◆ WHAT IS REQUIRED:
Separate out the lines that hold "name".

━━ DATA EXTRACT

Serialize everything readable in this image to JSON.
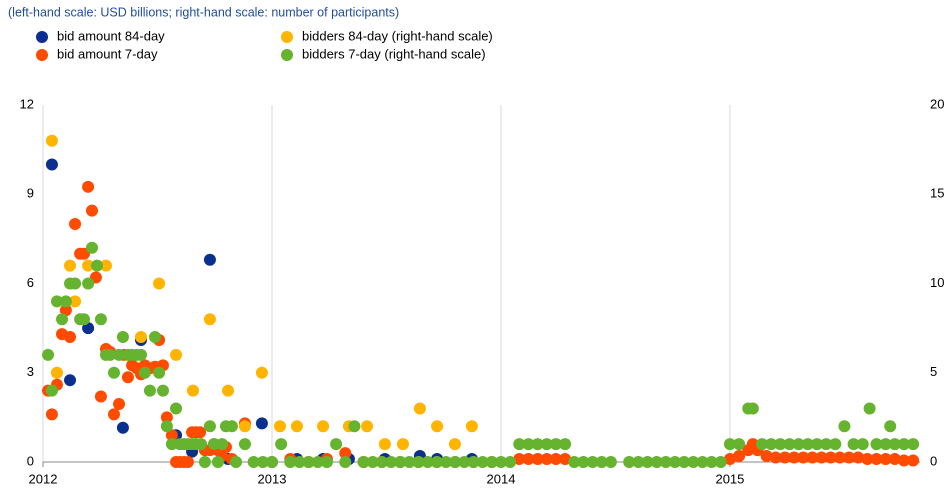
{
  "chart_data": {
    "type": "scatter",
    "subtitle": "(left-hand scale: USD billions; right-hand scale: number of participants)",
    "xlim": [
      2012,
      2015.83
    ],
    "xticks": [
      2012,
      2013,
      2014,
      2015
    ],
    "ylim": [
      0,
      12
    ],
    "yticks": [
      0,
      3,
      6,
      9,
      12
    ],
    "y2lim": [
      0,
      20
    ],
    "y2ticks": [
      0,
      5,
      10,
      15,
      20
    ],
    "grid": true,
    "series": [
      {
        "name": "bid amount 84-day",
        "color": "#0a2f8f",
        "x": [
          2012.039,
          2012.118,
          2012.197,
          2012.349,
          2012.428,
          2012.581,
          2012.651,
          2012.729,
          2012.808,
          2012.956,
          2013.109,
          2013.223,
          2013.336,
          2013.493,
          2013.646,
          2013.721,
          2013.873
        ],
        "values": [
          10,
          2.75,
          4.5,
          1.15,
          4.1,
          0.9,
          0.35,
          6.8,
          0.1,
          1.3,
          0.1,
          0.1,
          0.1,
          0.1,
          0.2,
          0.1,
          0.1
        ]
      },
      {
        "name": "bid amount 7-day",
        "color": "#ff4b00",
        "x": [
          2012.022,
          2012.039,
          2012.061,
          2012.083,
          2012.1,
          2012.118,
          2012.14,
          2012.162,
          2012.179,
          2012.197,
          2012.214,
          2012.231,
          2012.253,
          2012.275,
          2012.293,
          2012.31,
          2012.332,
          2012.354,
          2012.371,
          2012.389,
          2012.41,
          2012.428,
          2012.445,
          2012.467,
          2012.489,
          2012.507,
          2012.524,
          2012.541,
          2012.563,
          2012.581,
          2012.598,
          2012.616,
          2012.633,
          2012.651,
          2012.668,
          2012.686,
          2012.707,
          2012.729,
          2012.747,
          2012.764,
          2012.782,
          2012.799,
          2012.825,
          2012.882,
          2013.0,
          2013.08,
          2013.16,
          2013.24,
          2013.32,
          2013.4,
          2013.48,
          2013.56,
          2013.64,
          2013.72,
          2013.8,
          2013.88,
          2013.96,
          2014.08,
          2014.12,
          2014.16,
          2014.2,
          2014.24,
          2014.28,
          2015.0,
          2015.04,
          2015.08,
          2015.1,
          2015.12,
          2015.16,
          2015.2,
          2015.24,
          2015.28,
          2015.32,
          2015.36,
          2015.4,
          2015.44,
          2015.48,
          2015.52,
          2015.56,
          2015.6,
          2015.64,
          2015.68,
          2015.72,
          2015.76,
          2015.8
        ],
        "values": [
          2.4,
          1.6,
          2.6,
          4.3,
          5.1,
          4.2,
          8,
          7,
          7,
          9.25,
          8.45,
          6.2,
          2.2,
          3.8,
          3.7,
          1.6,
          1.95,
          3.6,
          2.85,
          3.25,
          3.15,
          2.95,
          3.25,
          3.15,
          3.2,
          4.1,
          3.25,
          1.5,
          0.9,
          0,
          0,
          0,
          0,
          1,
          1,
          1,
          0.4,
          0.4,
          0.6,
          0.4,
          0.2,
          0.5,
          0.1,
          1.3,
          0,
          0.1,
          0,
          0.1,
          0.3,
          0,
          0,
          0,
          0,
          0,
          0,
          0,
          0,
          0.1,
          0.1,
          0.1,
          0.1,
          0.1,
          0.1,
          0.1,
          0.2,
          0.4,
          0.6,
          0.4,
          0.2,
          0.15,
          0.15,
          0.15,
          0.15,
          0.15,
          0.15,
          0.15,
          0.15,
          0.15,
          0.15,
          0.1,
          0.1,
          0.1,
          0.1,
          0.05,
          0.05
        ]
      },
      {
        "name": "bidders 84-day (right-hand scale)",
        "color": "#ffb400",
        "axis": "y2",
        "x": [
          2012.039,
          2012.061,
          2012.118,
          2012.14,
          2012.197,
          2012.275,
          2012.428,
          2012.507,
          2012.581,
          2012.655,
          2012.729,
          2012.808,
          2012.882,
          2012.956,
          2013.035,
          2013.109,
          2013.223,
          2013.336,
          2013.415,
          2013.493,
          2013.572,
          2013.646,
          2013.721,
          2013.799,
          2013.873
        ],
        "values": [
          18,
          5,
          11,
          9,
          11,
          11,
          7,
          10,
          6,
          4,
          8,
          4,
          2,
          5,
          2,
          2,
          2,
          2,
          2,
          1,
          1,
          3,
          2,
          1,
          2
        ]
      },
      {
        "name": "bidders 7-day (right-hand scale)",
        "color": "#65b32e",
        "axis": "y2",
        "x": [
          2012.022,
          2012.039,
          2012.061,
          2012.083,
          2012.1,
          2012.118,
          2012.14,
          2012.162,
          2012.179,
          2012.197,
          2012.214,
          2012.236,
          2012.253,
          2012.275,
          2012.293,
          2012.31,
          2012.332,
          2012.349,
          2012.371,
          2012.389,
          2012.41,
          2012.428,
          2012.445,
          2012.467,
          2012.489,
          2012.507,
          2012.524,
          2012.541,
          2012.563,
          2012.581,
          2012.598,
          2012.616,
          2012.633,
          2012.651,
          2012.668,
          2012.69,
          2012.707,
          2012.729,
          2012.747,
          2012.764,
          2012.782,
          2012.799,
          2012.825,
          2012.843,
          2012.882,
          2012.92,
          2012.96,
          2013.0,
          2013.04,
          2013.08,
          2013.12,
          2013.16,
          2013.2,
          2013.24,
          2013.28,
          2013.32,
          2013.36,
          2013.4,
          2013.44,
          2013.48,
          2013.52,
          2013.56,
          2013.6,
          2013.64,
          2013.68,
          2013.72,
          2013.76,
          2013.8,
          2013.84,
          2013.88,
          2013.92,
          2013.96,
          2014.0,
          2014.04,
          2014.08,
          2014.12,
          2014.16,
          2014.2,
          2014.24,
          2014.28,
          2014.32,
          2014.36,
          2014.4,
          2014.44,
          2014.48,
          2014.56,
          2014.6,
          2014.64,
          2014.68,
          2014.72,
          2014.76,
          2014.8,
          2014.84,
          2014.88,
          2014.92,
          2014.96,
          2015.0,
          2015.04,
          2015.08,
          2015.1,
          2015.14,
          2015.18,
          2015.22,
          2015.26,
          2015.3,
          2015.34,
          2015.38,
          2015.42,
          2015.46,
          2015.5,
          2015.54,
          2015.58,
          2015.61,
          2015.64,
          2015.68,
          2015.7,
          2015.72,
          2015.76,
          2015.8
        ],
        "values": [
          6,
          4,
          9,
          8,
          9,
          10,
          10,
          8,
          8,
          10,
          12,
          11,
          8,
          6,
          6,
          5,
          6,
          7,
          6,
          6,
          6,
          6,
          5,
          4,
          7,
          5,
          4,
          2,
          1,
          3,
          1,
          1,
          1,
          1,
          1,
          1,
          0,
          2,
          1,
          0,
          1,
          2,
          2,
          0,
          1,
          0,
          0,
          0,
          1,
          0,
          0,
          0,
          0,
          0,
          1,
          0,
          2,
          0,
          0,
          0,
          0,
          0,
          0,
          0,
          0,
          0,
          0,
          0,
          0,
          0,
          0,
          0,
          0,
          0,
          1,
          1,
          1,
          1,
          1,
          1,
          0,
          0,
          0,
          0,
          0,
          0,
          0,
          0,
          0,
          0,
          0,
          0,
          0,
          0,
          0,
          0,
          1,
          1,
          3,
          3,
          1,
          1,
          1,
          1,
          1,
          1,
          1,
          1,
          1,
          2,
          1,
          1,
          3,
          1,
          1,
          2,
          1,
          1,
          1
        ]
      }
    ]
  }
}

━━━━
━━ DATA EXTRACT

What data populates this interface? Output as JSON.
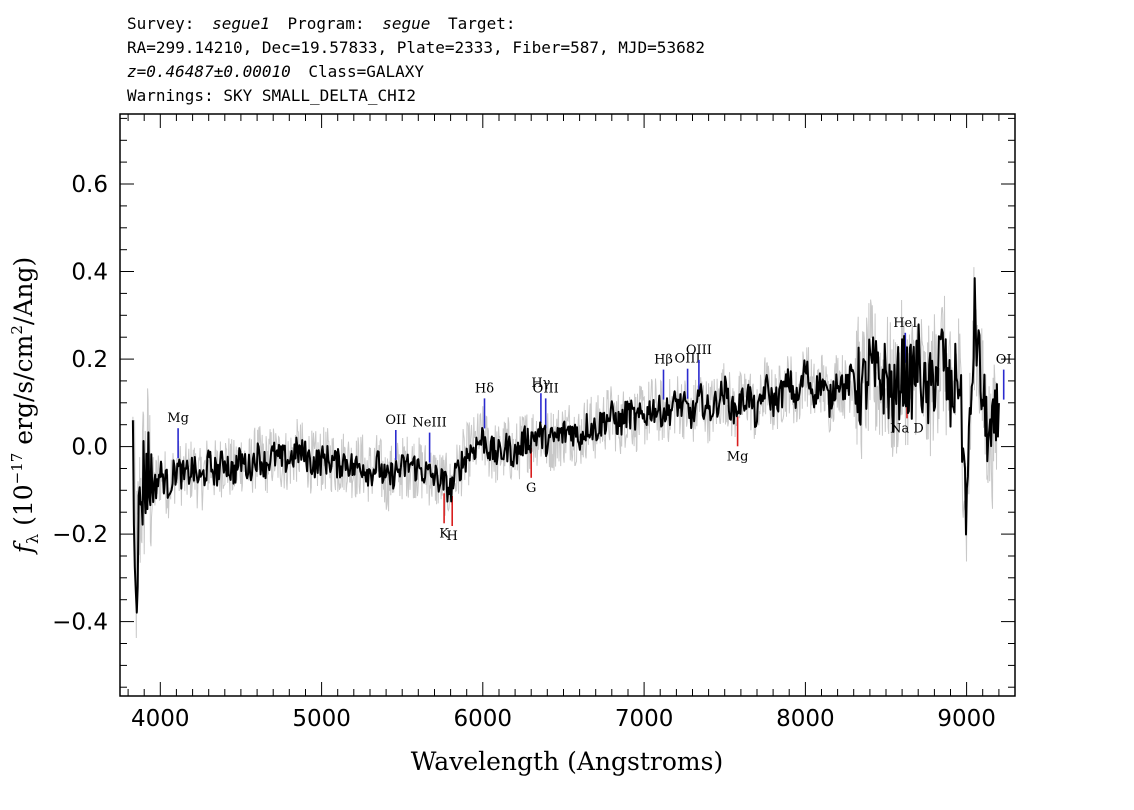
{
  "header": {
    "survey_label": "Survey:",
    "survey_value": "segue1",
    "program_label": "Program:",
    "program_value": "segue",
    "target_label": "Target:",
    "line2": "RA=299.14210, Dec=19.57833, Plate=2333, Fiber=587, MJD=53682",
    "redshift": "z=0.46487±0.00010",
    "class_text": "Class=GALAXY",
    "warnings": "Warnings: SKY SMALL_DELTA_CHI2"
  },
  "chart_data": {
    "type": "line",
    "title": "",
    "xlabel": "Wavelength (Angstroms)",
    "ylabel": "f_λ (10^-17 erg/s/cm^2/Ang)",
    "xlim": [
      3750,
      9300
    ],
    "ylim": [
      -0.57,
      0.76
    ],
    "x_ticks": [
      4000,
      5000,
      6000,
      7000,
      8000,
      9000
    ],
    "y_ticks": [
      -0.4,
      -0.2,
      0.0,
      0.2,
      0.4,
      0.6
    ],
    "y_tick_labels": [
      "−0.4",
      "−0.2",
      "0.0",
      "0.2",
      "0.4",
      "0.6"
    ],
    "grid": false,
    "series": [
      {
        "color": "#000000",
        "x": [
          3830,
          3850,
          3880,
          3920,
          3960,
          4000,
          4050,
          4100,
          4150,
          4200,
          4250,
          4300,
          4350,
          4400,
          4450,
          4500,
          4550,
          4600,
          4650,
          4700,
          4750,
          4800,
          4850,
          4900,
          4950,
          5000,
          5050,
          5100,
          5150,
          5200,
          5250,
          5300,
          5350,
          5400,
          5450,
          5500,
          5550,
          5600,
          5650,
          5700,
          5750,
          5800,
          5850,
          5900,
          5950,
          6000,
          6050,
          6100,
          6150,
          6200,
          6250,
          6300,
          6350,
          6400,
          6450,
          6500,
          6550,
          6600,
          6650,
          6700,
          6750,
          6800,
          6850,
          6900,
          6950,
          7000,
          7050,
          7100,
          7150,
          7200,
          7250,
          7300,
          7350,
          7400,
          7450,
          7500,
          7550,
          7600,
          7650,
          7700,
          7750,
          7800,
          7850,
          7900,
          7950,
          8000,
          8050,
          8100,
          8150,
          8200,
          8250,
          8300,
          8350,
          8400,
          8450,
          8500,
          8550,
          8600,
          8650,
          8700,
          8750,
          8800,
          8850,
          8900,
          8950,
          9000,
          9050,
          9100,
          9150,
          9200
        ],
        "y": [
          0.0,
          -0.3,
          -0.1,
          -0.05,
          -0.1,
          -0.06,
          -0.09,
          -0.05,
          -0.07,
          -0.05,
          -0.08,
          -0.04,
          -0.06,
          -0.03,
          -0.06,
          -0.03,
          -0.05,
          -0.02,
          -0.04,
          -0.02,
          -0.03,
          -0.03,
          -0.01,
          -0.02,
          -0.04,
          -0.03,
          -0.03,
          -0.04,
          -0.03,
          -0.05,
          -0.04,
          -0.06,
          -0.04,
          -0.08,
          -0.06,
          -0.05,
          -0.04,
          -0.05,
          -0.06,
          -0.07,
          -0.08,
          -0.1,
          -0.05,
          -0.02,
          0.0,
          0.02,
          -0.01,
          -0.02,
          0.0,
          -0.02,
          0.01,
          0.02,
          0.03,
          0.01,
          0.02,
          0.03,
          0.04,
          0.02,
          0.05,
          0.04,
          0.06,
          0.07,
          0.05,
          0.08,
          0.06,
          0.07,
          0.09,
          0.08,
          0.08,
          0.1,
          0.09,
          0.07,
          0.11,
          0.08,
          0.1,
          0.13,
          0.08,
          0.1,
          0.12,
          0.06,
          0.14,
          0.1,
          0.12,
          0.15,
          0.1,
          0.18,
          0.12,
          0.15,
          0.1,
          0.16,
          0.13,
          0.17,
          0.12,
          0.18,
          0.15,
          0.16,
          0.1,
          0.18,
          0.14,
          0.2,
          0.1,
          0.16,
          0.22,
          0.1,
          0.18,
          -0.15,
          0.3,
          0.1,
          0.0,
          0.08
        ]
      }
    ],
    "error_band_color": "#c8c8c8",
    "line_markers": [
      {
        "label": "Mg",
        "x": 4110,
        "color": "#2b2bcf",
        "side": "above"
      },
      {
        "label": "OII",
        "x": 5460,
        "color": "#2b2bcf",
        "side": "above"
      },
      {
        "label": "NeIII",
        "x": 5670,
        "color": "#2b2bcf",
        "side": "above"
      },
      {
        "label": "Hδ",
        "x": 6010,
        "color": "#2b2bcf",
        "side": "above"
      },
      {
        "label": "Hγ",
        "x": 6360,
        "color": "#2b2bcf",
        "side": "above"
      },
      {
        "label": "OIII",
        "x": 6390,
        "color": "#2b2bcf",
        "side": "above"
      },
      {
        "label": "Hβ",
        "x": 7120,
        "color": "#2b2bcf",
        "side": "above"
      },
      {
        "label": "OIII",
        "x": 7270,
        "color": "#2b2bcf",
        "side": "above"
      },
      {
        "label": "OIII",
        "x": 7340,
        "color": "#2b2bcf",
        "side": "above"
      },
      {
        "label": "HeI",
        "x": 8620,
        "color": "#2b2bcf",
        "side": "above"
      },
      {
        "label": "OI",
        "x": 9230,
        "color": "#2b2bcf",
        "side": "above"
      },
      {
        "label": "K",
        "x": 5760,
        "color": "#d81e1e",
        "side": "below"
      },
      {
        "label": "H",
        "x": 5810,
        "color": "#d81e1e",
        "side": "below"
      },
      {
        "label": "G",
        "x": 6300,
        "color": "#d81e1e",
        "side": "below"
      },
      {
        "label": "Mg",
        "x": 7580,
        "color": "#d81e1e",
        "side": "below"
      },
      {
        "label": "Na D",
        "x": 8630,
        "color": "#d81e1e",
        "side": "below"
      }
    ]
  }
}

━━━━
━━ DATA EXTRACT

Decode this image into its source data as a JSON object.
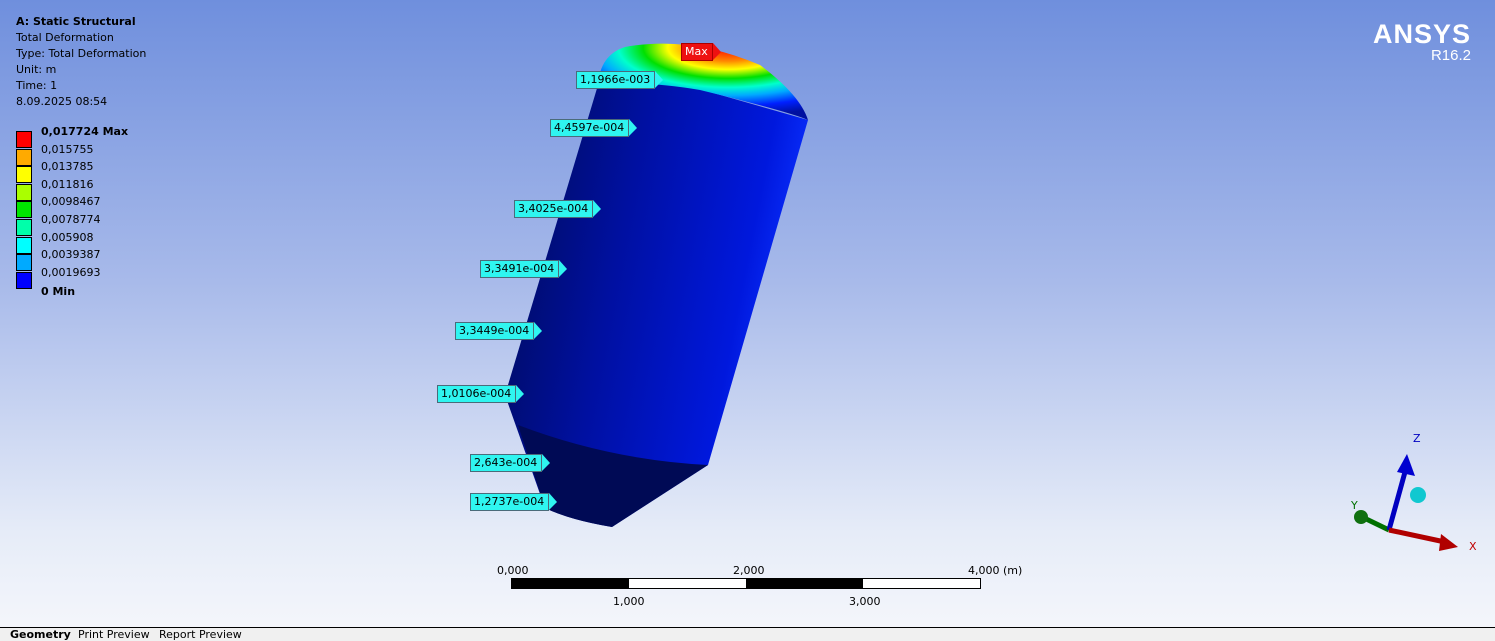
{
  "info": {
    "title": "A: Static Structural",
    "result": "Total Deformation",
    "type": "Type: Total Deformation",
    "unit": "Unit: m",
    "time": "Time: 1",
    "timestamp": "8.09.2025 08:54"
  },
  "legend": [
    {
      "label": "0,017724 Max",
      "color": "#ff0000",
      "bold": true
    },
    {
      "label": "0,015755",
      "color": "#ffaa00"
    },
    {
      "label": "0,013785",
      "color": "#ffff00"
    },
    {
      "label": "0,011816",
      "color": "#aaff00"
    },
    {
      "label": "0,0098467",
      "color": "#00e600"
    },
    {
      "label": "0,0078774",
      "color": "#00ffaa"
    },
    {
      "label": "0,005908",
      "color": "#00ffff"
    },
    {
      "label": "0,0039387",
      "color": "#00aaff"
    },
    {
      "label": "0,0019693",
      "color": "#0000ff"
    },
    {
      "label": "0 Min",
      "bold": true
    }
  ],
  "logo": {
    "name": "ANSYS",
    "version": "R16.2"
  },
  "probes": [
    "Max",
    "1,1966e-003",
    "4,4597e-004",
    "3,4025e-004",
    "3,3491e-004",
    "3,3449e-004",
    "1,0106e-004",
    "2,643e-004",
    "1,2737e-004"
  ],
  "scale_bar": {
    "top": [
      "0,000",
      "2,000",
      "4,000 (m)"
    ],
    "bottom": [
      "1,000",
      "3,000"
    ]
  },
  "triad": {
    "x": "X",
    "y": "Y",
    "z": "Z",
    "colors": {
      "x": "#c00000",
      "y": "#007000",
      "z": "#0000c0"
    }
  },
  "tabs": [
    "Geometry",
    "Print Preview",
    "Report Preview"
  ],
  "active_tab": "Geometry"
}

━━━━

◆ RESPONSE TO THIS EXERCISE:
        "name": "bid amount 84-day",
        "name": "bid amount 7-day",
        "name": "bidders 84-day (right-hand scale)",
        "name": "bidders 7-day (right-hand scale)",
    "name": "ANSYS",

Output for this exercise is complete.